Dataset excerpts:
###
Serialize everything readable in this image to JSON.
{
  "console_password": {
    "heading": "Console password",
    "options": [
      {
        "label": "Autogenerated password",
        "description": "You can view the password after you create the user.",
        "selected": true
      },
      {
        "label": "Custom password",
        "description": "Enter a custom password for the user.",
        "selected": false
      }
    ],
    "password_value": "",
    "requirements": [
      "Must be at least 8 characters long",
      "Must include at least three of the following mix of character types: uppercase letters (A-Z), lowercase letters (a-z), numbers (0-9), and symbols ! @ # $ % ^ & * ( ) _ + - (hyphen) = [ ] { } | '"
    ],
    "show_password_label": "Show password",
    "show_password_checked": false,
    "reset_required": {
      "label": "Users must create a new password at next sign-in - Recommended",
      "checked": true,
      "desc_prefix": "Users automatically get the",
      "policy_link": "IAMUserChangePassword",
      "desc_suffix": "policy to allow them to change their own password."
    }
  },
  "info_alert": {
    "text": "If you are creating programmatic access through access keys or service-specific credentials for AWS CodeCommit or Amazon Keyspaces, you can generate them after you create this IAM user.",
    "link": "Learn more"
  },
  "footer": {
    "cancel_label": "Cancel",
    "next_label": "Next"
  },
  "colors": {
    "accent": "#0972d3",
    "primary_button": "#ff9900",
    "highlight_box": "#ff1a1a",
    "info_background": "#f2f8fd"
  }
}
###
Reproduce the data shown above exactly.

Serialize everything readable in this image to JSON.
{
  "console_password": {
    "heading": "Console password",
    "options": [
      {
        "label": "Autogenerated password",
        "description": "You can view the password after you create the user.",
        "selected": true
      },
      {
        "label": "Custom password",
        "description": "Enter a custom password for the user.",
        "selected": false
      }
    ],
    "password_value": "",
    "requirements": [
      "Must be at least 8 characters long",
      "Must include at least three of the following mix of character types: uppercase letters (A-Z), lowercase letters (a-z), numbers (0-9), and symbols ! @ # $ % ^ & * ( ) _ + - (hyphen) = [ ] { } | '"
    ],
    "show_password_label": "Show password",
    "show_password_checked": false,
    "reset_required": {
      "label": "Users must create a new password at next sign-in - Recommended",
      "checked": true,
      "desc_prefix": "Users automatically get the",
      "policy_link": "IAMUserChangePassword",
      "desc_suffix": "policy to allow them to change their own password."
    }
  },
  "info_alert": {
    "text": "If you are creating programmatic access through access keys or service-specific credentials for AWS CodeCommit or Amazon Keyspaces, you can generate them after you create this IAM user.",
    "link": "Learn more"
  },
  "footer": {
    "cancel_label": "Cancel",
    "next_label": "Next"
  },
  "colors": {
    "accent": "#0972d3",
    "primary_button": "#ff9900",
    "highlight_box": "#ff1a1a",
    "info_background": "#f2f8fd"
  }
}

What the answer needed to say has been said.